**YOUR GOAL**: Give the number of lines in the data that hold the word "range", and nothing else.

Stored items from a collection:
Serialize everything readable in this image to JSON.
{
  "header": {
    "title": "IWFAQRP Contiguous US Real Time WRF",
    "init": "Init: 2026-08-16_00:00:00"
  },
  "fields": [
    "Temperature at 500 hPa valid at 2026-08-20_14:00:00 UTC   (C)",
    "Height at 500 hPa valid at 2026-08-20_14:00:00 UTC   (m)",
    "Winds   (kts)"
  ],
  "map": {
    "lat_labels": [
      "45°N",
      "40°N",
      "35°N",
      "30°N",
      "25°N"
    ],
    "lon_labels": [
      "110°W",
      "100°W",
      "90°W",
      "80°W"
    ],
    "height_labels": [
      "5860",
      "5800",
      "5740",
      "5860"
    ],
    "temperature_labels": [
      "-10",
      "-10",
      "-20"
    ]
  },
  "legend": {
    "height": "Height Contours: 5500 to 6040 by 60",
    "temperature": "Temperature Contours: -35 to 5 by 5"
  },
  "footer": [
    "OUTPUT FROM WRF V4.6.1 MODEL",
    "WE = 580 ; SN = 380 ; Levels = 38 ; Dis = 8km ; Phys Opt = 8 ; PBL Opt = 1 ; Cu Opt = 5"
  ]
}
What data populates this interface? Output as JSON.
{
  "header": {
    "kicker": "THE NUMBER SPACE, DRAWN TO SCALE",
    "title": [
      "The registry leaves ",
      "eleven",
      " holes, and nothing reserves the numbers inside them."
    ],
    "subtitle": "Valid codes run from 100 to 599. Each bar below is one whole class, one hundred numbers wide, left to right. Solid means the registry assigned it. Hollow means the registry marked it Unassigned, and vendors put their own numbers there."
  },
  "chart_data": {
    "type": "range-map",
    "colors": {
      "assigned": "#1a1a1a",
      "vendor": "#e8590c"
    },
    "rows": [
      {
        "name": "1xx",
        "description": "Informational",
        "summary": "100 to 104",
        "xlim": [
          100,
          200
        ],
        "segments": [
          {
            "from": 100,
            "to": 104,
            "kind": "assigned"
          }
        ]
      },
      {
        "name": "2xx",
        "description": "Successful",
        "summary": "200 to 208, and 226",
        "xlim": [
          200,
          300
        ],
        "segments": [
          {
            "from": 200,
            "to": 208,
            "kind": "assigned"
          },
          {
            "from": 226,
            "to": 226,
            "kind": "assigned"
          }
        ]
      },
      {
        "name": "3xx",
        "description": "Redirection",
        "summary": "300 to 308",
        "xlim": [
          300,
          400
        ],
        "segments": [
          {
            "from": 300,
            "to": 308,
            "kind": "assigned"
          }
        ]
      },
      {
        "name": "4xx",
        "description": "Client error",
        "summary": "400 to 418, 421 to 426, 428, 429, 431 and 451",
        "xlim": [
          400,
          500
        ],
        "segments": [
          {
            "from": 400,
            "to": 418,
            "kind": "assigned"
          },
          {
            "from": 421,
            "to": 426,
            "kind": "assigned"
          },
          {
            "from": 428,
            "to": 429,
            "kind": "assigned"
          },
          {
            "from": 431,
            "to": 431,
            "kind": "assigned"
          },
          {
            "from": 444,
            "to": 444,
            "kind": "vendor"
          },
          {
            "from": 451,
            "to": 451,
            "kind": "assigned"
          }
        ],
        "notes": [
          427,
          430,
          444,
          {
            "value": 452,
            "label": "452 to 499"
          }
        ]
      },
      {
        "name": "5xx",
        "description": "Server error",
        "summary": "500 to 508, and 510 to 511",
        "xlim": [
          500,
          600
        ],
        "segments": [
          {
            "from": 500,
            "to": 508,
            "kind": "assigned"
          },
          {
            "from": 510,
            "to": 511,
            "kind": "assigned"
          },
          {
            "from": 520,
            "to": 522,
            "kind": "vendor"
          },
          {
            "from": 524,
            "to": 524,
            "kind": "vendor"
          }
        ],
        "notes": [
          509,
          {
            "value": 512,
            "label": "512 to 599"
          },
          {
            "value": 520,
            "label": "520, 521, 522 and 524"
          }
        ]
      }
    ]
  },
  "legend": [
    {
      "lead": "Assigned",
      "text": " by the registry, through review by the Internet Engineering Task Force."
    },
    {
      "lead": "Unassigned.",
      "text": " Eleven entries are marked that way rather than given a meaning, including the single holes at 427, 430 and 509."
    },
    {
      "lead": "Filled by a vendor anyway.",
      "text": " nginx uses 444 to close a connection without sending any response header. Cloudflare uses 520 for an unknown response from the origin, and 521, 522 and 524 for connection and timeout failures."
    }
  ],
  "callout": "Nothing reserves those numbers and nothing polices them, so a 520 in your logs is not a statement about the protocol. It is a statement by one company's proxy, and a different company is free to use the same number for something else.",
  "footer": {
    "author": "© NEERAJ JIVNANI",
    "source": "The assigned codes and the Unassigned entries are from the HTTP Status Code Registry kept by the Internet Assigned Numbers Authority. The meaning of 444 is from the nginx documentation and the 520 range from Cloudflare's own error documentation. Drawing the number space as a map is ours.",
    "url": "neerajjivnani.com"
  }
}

**TASK RESULT**: 2